-- BEGIN Provided entries --

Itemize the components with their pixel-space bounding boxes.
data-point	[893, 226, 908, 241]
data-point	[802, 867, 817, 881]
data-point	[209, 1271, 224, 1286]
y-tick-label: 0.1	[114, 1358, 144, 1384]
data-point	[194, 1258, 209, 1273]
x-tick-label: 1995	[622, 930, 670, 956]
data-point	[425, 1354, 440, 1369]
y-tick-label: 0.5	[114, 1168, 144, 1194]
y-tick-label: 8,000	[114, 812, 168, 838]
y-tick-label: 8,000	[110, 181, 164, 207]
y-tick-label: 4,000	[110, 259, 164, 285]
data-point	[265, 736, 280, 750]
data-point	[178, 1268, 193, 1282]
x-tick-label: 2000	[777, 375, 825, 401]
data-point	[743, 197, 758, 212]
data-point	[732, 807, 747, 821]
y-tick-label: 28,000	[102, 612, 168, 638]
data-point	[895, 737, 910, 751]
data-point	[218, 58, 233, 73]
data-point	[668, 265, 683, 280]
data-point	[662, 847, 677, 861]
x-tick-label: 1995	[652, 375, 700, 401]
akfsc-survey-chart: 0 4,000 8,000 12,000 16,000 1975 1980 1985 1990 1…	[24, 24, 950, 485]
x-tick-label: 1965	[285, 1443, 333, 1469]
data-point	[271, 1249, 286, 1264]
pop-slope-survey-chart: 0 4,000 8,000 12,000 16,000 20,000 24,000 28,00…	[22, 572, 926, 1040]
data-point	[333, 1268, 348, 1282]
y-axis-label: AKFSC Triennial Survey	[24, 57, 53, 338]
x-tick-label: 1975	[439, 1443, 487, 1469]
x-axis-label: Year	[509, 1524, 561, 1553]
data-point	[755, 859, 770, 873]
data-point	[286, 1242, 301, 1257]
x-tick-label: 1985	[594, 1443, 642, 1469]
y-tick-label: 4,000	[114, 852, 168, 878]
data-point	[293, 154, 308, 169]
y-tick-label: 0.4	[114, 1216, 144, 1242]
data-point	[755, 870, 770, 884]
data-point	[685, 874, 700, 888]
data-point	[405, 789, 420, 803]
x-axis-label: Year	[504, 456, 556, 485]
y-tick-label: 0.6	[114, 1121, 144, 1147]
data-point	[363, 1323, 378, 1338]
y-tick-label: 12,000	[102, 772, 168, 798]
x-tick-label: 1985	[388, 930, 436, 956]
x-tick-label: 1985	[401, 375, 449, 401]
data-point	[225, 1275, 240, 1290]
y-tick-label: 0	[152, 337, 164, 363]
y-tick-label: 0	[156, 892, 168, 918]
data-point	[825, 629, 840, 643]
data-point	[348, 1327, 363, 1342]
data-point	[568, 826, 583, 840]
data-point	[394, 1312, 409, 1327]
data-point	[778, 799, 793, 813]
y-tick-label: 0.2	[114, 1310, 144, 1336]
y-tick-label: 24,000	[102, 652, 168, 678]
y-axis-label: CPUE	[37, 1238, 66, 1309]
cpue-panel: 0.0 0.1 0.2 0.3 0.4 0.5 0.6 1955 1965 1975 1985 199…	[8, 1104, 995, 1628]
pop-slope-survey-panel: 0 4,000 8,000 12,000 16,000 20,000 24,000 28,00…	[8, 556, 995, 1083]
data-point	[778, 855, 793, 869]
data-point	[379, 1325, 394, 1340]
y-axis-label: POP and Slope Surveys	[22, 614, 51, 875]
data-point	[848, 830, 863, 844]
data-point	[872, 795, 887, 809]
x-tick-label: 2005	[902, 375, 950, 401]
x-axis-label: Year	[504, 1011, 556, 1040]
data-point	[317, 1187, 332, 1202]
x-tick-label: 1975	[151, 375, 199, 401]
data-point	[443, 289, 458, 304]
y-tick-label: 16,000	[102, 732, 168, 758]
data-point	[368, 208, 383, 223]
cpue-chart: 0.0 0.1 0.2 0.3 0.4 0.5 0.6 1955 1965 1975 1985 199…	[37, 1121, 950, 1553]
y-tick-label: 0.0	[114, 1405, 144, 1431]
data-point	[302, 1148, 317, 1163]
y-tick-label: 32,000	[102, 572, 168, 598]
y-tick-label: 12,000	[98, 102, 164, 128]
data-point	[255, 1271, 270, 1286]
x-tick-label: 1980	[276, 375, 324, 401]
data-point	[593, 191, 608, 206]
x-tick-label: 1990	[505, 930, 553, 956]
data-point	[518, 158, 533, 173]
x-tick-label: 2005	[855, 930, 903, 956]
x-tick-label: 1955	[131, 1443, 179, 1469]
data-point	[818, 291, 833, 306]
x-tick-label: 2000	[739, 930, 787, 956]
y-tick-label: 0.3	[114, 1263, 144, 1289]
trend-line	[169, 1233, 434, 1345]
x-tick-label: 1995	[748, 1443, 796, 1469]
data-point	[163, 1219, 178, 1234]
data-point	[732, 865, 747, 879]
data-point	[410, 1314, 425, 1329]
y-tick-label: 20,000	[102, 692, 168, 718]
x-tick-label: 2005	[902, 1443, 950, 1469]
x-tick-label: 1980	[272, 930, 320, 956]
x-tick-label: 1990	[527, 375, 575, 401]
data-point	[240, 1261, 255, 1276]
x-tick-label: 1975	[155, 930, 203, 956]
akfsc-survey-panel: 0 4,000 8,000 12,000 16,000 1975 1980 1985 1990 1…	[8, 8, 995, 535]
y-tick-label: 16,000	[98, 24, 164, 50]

-- END Provided entries --

▸ What is needed:
Return every line of the listing above, with each one reproduced character for character.

▸ The answer:
Itemize the components with their pixel-space bounding boxes.
data-point	[893, 226, 908, 241]
data-point	[802, 867, 817, 881]
data-point	[209, 1271, 224, 1286]
y-tick-label: 0.1	[114, 1358, 144, 1384]
data-point	[194, 1258, 209, 1273]
x-tick-label: 1995	[622, 930, 670, 956]
data-point	[425, 1354, 440, 1369]
y-tick-label: 0.5	[114, 1168, 144, 1194]
y-tick-label: 8,000	[114, 812, 168, 838]
y-tick-label: 8,000	[110, 181, 164, 207]
y-tick-label: 4,000	[110, 259, 164, 285]
data-point	[265, 736, 280, 750]
data-point	[178, 1268, 193, 1282]
x-tick-label: 2000	[777, 375, 825, 401]
data-point	[743, 197, 758, 212]
data-point	[732, 807, 747, 821]
y-tick-label: 28,000	[102, 612, 168, 638]
data-point	[895, 737, 910, 751]
data-point	[218, 58, 233, 73]
data-point	[668, 265, 683, 280]
data-point	[662, 847, 677, 861]
x-tick-label: 1995	[652, 375, 700, 401]
akfsc-survey-chart: 0 4,000 8,000 12,000 16,000 1975 1980 1985 1990 1…	[24, 24, 950, 485]
x-tick-label: 1965	[285, 1443, 333, 1469]
data-point	[271, 1249, 286, 1264]
pop-slope-survey-chart: 0 4,000 8,000 12,000 16,000 20,000 24,000 28,00…	[22, 572, 926, 1040]
data-point	[333, 1268, 348, 1282]
y-axis-label: AKFSC Triennial Survey	[24, 57, 53, 338]
x-tick-label: 1975	[439, 1443, 487, 1469]
x-axis-label: Year	[509, 1524, 561, 1553]
data-point	[755, 859, 770, 873]
data-point	[286, 1242, 301, 1257]
x-tick-label: 1985	[594, 1443, 642, 1469]
y-tick-label: 4,000	[114, 852, 168, 878]
data-point	[293, 154, 308, 169]
y-tick-label: 0.4	[114, 1216, 144, 1242]
data-point	[755, 870, 770, 884]
data-point	[685, 874, 700, 888]
data-point	[405, 789, 420, 803]
x-axis-label: Year	[504, 456, 556, 485]
y-tick-label: 0.6	[114, 1121, 144, 1147]
data-point	[363, 1323, 378, 1338]
y-tick-label: 12,000	[102, 772, 168, 798]
x-tick-label: 1985	[388, 930, 436, 956]
x-tick-label: 1985	[401, 375, 449, 401]
data-point	[225, 1275, 240, 1290]
y-tick-label: 0	[152, 337, 164, 363]
y-tick-label: 0	[156, 892, 168, 918]
data-point	[825, 629, 840, 643]
data-point	[348, 1327, 363, 1342]
data-point	[568, 826, 583, 840]
data-point	[394, 1312, 409, 1327]
data-point	[778, 799, 793, 813]
y-tick-label: 0.2	[114, 1310, 144, 1336]
y-tick-label: 24,000	[102, 652, 168, 678]
y-axis-label: CPUE	[37, 1238, 66, 1309]
cpue-panel: 0.0 0.1 0.2 0.3 0.4 0.5 0.6 1955 1965 1975 1985 199…	[8, 1104, 995, 1628]
pop-slope-survey-panel: 0 4,000 8,000 12,000 16,000 20,000 24,000 28,00…	[8, 556, 995, 1083]
data-point	[778, 855, 793, 869]
data-point	[379, 1325, 394, 1340]
y-axis-label: POP and Slope Surveys	[22, 614, 51, 875]
data-point	[848, 830, 863, 844]
data-point	[872, 795, 887, 809]
x-tick-label: 2005	[902, 375, 950, 401]
x-axis-label: Year	[504, 1011, 556, 1040]
data-point	[317, 1187, 332, 1202]
x-tick-label: 1975	[151, 375, 199, 401]
data-point	[443, 289, 458, 304]
y-tick-label: 16,000	[102, 732, 168, 758]
data-point	[368, 208, 383, 223]
cpue-chart: 0.0 0.1 0.2 0.3 0.4 0.5 0.6 1955 1965 1975 1985 199…	[37, 1121, 950, 1553]
y-tick-label: 0.0	[114, 1405, 144, 1431]
data-point	[302, 1148, 317, 1163]
y-tick-label: 32,000	[102, 572, 168, 598]
y-tick-label: 12,000	[98, 102, 164, 128]
data-point	[255, 1271, 270, 1286]
x-tick-label: 1980	[276, 375, 324, 401]
data-point	[593, 191, 608, 206]
x-tick-label: 1990	[505, 930, 553, 956]
data-point	[518, 158, 533, 173]
x-tick-label: 2005	[855, 930, 903, 956]
x-tick-label: 1955	[131, 1443, 179, 1469]
data-point	[818, 291, 833, 306]
x-tick-label: 2000	[739, 930, 787, 956]
y-tick-label: 0.3	[114, 1263, 144, 1289]
trend-line	[169, 1233, 434, 1345]
x-tick-label: 1995	[748, 1443, 796, 1469]
data-point	[163, 1219, 178, 1234]
data-point	[732, 865, 747, 879]
data-point	[410, 1314, 425, 1329]
y-tick-label: 20,000	[102, 692, 168, 718]
x-tick-label: 2005	[902, 1443, 950, 1469]
x-tick-label: 1980	[272, 930, 320, 956]
x-tick-label: 1990	[527, 375, 575, 401]
data-point	[240, 1261, 255, 1276]
x-tick-label: 1975	[155, 930, 203, 956]
akfsc-survey-panel: 0 4,000 8,000 12,000 16,000 1975 1980 1985 1990 1…	[8, 8, 995, 535]
y-tick-label: 16,000	[98, 24, 164, 50]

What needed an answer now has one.